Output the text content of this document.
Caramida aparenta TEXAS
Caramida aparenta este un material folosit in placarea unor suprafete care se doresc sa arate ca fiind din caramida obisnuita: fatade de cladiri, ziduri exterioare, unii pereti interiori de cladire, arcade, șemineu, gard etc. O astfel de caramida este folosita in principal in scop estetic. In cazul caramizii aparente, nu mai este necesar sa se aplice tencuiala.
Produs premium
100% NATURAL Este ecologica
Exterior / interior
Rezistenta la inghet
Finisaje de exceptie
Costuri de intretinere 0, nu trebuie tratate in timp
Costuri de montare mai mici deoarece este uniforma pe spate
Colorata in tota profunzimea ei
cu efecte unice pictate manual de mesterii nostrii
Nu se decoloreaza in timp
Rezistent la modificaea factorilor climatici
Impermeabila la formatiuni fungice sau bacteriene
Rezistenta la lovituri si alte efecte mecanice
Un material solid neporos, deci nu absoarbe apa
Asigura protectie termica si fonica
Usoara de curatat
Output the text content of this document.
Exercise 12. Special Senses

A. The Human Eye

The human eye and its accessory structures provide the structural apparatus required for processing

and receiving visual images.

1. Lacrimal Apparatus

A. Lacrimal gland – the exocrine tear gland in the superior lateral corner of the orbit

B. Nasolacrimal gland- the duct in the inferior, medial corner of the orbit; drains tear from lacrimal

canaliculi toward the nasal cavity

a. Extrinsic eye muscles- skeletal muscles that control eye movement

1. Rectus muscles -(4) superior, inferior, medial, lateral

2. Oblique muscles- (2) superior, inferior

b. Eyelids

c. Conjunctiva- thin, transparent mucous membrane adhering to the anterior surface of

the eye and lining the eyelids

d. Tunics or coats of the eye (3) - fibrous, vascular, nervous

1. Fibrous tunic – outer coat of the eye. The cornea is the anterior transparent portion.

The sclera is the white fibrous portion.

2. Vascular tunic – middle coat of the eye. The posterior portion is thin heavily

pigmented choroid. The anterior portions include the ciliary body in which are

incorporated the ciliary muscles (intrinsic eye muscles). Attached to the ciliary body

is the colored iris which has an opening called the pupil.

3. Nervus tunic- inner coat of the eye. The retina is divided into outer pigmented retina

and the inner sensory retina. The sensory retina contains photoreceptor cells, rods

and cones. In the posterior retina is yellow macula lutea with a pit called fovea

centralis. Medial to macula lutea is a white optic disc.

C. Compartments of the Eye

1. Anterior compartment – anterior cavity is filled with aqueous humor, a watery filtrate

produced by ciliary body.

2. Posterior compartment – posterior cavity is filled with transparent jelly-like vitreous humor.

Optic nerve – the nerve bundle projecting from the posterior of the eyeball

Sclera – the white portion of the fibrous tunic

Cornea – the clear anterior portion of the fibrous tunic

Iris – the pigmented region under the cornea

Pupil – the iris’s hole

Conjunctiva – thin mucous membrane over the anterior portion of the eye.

- - - -

§ **What to do**:
If a line of the data above contains "material", copy it out.

§ **Answer**:
Caramida aparenta este un material folosit in placarea unor suprafete care se doresc sa arate ca fiind din caramida obisnuita: fatade de cladiri, ziduri exterioare, unii pereti interiori de cladire, arcade, șemineu, gard etc. O astfel de caramida este folosita in principal in scop estetic. In cazul caramizii aparente, nu mai este necesar sa se aplice tencuiala.
Un material solid neporos, deci nu absoarbe apa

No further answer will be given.